---- Dataset records

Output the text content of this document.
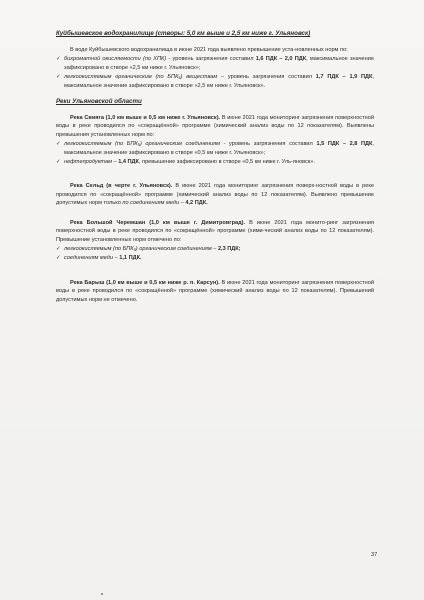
Куйбышевское водохранилище (створы: 5,0 км выше и 2,5 км ниже г. Ульяновск)

В воде Куйбышевского водохранилища в июне 2021 года выявлено превышение уста-новленных норм по:

✓ бихроматной окисляемости (по ХПК) - уровень загрязнения составил 1,6 ПДК – 2,0 ПДК, максимальное значение зафиксировано в створе «2,5 км ниже г. Ульяновск»;
✓ легкоокисляемым органическим (по БПК₅) веществам – уровень загрязнения составил 1,7 ПДК – 1,9 ПДК, максимальное значение зафиксировано в створе «2,5 км ниже г. Ульяновск».
Реки Ульяновской области

Река Свияга (1,0 км выше и 0,5 км ниже г. Ульяновск). В июне 2021 года мониторинг загрязнения поверхностной воды в реке проводился по «сокращённой» программе (химический анализ воды по 12 показателям). Выявлены превышения установленных норм по:

✓ легкоокисляемым (по БПК₅) органическим соединениям - уровень загрязнения составил 1,5 ПДК – 2,8 ПДК, максимальное значение зафиксировано в створе «0,5 км ниже г. Ульяновск»;
✓ нефтепродуктам – 1,4 ПДК, превышение зафиксировано в створе «0,5 км ниже г. Уль-яновск».

Река Сельд (в черте г. Ульяновск). В июне 2021 года мониторинг загрязнения поверх-ностной воды в реке проводился по «сокращённой» программе (химический анализ воды по 12 показателям). Выявлено превышение допустимых норм только по соединениям меди – 4,2 ПДК.

Река Большой Черемшан (1,0 км выше г. Димитровград). В июне 2021 года монито-ринг загрязнения поверхностной воды в реке проводился по «сокращённой» программе (хими-ческий анализ воды по 12 показателям). Превышение установленных норм отмечено по:

✓ легкоокисляемым (по БПК₅) органическим соединениям – 2,3 ПДК;
✓ соединениям меди – 1,1 ПДК.

Река Барыш (1,0 км выше и 0,5 км ниже р. п. Карсун). В июне 2021 года мониторинг загрязнения поверхностной воды в реке проводился по «сокращённой» программе (химический анализ воды по 12 показателям). Превышений допустимых норм не отмечено.

37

--------

Return the listing above word for word, with the pictures removed.

# Answer to this exercise
Output the text content of this document.
Куйбышевское водохранилище (створы: 5,0 км выше и 2,5 км ниже г. Ульяновск)

В воде Куйбышевского водохранилища в июне 2021 года выявлено превышение уста-новленных норм по:

✓ бихроматной окисляемости (по ХПК) - уровень загрязнения составил 1,6 ПДК – 2,0 ПДК, максимальное значение зафиксировано в створе «2,5 км ниже г. Ульяновск»;
✓ легкоокисляемым органическим (по БПК₅) веществам – уровень загрязнения составил 1,7 ПДК – 1,9 ПДК, максимальное значение зафиксировано в створе «2,5 км ниже г. Ульяновск».
Реки Ульяновской области

Река Свияга (1,0 км выше и 0,5 км ниже г. Ульяновск). В июне 2021 года мониторинг загрязнения поверхностной воды в реке проводился по «сокращённой» программе (химический анализ воды по 12 показателям). Выявлены превышения установленных норм по:

✓ легкоокисляемым (по БПК₅) органическим соединениям - уровень загрязнения составил 1,5 ПДК – 2,8 ПДК, максимальное значение зафиксировано в створе «0,5 км ниже г. Ульяновск»;
✓ нефтепродуктам – 1,4 ПДК, превышение зафиксировано в створе «0,5 км ниже г. Уль-яновск».

Река Сельд (в черте г. Ульяновск). В июне 2021 года мониторинг загрязнения поверх-ностной воды в реке проводился по «сокращённой» программе (химический анализ воды по 12 показателям). Выявлено превышение допустимых норм только по соединениям меди – 4,2 ПДК.

Река Большой Черемшан (1,0 км выше г. Димитровград). В июне 2021 года монито-ринг загрязнения поверхностной воды в реке проводился по «сокращённой» программе (хими-ческий анализ воды по 12 показателям). Превышение установленных норм отмечено по:

✓ легкоокисляемым (по БПК₅) органическим соединениям – 2,3 ПДК;
✓ соединениям меди – 1,1 ПДК.

Река Барыш (1,0 км выше и 0,5 км ниже р. п. Карсун). В июне 2021 года мониторинг загрязнения поверхностной воды в реке проводился по «сокращённой» программе (химический анализ воды по 12 показателям). Превышений допустимых норм не отмечено.

37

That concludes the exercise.